━━ INPUT DATA

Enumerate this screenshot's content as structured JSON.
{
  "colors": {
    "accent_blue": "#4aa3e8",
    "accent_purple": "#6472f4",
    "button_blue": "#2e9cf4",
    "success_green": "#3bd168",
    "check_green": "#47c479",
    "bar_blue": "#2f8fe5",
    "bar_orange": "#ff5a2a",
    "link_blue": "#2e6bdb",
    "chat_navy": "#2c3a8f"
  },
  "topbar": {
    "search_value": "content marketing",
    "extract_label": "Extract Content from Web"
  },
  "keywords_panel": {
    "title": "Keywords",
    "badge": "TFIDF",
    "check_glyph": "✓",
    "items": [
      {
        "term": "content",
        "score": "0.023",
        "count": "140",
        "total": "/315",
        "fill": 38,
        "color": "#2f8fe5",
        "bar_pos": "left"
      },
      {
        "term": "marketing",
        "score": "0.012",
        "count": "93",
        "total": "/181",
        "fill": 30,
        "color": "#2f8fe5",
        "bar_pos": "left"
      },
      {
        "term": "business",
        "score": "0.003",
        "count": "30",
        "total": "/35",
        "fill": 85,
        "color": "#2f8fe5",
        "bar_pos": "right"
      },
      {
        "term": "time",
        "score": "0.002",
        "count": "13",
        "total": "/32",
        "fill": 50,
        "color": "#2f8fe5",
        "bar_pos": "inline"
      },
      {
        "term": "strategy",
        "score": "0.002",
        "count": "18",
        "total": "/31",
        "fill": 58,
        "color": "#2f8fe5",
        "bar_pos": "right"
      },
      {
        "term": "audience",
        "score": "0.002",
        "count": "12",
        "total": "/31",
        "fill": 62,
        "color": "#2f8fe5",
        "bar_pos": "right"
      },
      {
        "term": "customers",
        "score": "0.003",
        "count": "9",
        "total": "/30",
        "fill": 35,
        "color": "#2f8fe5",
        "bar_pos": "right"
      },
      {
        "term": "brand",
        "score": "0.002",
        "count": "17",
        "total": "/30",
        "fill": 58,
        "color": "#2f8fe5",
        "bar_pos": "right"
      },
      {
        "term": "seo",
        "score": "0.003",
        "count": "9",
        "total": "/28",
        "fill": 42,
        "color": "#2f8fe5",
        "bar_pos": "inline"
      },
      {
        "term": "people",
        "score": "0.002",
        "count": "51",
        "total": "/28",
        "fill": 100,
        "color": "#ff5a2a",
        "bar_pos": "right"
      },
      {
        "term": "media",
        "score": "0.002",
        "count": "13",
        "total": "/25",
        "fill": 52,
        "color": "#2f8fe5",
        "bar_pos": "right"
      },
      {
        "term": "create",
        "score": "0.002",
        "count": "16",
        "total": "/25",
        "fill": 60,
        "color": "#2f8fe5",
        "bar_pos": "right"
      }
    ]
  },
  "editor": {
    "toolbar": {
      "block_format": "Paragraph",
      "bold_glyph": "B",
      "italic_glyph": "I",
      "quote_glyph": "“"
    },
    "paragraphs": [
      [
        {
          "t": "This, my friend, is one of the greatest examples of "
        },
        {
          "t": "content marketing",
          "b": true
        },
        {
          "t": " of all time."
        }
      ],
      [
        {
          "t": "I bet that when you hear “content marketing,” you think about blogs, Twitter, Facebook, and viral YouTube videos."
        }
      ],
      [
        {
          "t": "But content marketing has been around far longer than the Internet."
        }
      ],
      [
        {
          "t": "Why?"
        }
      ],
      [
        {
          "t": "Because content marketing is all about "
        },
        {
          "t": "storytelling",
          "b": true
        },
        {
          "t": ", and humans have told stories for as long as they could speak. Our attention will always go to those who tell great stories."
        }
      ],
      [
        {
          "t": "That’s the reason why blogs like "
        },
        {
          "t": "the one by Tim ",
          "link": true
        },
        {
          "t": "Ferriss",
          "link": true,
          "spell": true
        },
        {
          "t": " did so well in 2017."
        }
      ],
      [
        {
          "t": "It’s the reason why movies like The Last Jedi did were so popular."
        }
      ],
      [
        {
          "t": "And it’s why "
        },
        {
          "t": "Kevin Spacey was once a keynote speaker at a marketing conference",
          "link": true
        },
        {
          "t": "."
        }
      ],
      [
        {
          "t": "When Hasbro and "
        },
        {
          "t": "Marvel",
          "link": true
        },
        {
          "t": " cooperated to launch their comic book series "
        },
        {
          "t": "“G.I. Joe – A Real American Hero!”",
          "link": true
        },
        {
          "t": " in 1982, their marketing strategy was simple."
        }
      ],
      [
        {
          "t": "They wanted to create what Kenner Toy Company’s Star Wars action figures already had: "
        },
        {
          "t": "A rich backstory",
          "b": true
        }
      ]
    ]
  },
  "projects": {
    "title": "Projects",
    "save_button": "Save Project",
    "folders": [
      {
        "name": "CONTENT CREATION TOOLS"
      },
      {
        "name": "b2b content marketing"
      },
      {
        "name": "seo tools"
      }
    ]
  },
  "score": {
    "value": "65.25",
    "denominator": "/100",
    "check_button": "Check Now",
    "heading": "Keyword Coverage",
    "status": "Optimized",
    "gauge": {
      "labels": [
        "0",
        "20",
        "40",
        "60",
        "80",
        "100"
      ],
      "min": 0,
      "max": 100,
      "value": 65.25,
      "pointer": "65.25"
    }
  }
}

━━━━

*REQUIRED ACTION*
Every record above is to be written out exactly.

*OUTPUT BELOW*
Enumerate this screenshot's content as structured JSON.
{
  "colors": {
    "accent_blue": "#4aa3e8",
    "accent_purple": "#6472f4",
    "button_blue": "#2e9cf4",
    "success_green": "#3bd168",
    "check_green": "#47c479",
    "bar_blue": "#2f8fe5",
    "bar_orange": "#ff5a2a",
    "link_blue": "#2e6bdb",
    "chat_navy": "#2c3a8f"
  },
  "topbar": {
    "search_value": "content marketing",
    "extract_label": "Extract Content from Web"
  },
  "keywords_panel": {
    "title": "Keywords",
    "badge": "TFIDF",
    "check_glyph": "✓",
    "items": [
      {
        "term": "content",
        "score": "0.023",
        "count": "140",
        "total": "/315",
        "fill": 38,
        "color": "#2f8fe5",
        "bar_pos": "left"
      },
      {
        "term": "marketing",
        "score": "0.012",
        "count": "93",
        "total": "/181",
        "fill": 30,
        "color": "#2f8fe5",
        "bar_pos": "left"
      },
      {
        "term": "business",
        "score": "0.003",
        "count": "30",
        "total": "/35",
        "fill": 85,
        "color": "#2f8fe5",
        "bar_pos": "right"
      },
      {
        "term": "time",
        "score": "0.002",
        "count": "13",
        "total": "/32",
        "fill": 50,
        "color": "#2f8fe5",
        "bar_pos": "inline"
      },
      {
        "term": "strategy",
        "score": "0.002",
        "count": "18",
        "total": "/31",
        "fill": 58,
        "color": "#2f8fe5",
        "bar_pos": "right"
      },
      {
        "term": "audience",
        "score": "0.002",
        "count": "12",
        "total": "/31",
        "fill": 62,
        "color": "#2f8fe5",
        "bar_pos": "right"
      },
      {
        "term": "customers",
        "score": "0.003",
        "count": "9",
        "total": "/30",
        "fill": 35,
        "color": "#2f8fe5",
        "bar_pos": "right"
      },
      {
        "term": "brand",
        "score": "0.002",
        "count": "17",
        "total": "/30",
        "fill": 58,
        "color": "#2f8fe5",
        "bar_pos": "right"
      },
      {
        "term": "seo",
        "score": "0.003",
        "count": "9",
        "total": "/28",
        "fill": 42,
        "color": "#2f8fe5",
        "bar_pos": "inline"
      },
      {
        "term": "people",
        "score": "0.002",
        "count": "51",
        "total": "/28",
        "fill": 100,
        "color": "#ff5a2a",
        "bar_pos": "right"
      },
      {
        "term": "media",
        "score": "0.002",
        "count": "13",
        "total": "/25",
        "fill": 52,
        "color": "#2f8fe5",
        "bar_pos": "right"
      },
      {
        "term": "create",
        "score": "0.002",
        "count": "16",
        "total": "/25",
        "fill": 60,
        "color": "#2f8fe5",
        "bar_pos": "right"
      }
    ]
  },
  "editor": {
    "toolbar": {
      "block_format": "Paragraph",
      "bold_glyph": "B",
      "italic_glyph": "I",
      "quote_glyph": "“"
    },
    "paragraphs": [
      [
        {
          "t": "This, my friend, is one of the greatest examples of "
        },
        {
          "t": "content marketing",
          "b": true
        },
        {
          "t": " of all time."
        }
      ],
      [
        {
          "t": "I bet that when you hear “content marketing,” you think about blogs, Twitter, Facebook, and viral YouTube videos."
        }
      ],
      [
        {
          "t": "But content marketing has been around far longer than the Internet."
        }
      ],
      [
        {
          "t": "Why?"
        }
      ],
      [
        {
          "t": "Because content marketing is all about "
        },
        {
          "t": "storytelling",
          "b": true
        },
        {
          "t": ", and humans have told stories for as long as they could speak. Our attention will always go to those who tell great stories."
        }
      ],
      [
        {
          "t": "That’s the reason why blogs like "
        },
        {
          "t": "the one by Tim ",
          "link": true
        },
        {
          "t": "Ferriss",
          "link": true,
          "spell": true
        },
        {
          "t": " did so well in 2017."
        }
      ],
      [
        {
          "t": "It’s the reason why movies like The Last Jedi did were so popular."
        }
      ],
      [
        {
          "t": "And it’s why "
        },
        {
          "t": "Kevin Spacey was once a keynote speaker at a marketing conference",
          "link": true
        },
        {
          "t": "."
        }
      ],
      [
        {
          "t": "When Hasbro and "
        },
        {
          "t": "Marvel",
          "link": true
        },
        {
          "t": " cooperated to launch their comic book series "
        },
        {
          "t": "“G.I. Joe – A Real American Hero!”",
          "link": true
        },
        {
          "t": " in 1982, their marketing strategy was simple."
        }
      ],
      [
        {
          "t": "They wanted to create what Kenner Toy Company’s Star Wars action figures already had: "
        },
        {
          "t": "A rich backstory",
          "b": true
        }
      ]
    ]
  },
  "projects": {
    "title": "Projects",
    "save_button": "Save Project",
    "folders": [
      {
        "name": "CONTENT CREATION TOOLS"
      },
      {
        "name": "b2b content marketing"
      },
      {
        "name": "seo tools"
      }
    ]
  },
  "score": {
    "value": "65.25",
    "denominator": "/100",
    "check_button": "Check Now",
    "heading": "Keyword Coverage",
    "status": "Optimized",
    "gauge": {
      "labels": [
        "0",
        "20",
        "40",
        "60",
        "80",
        "100"
      ],
      "min": 0,
      "max": 100,
      "value": 65.25,
      "pointer": "65.25"
    }
  }
}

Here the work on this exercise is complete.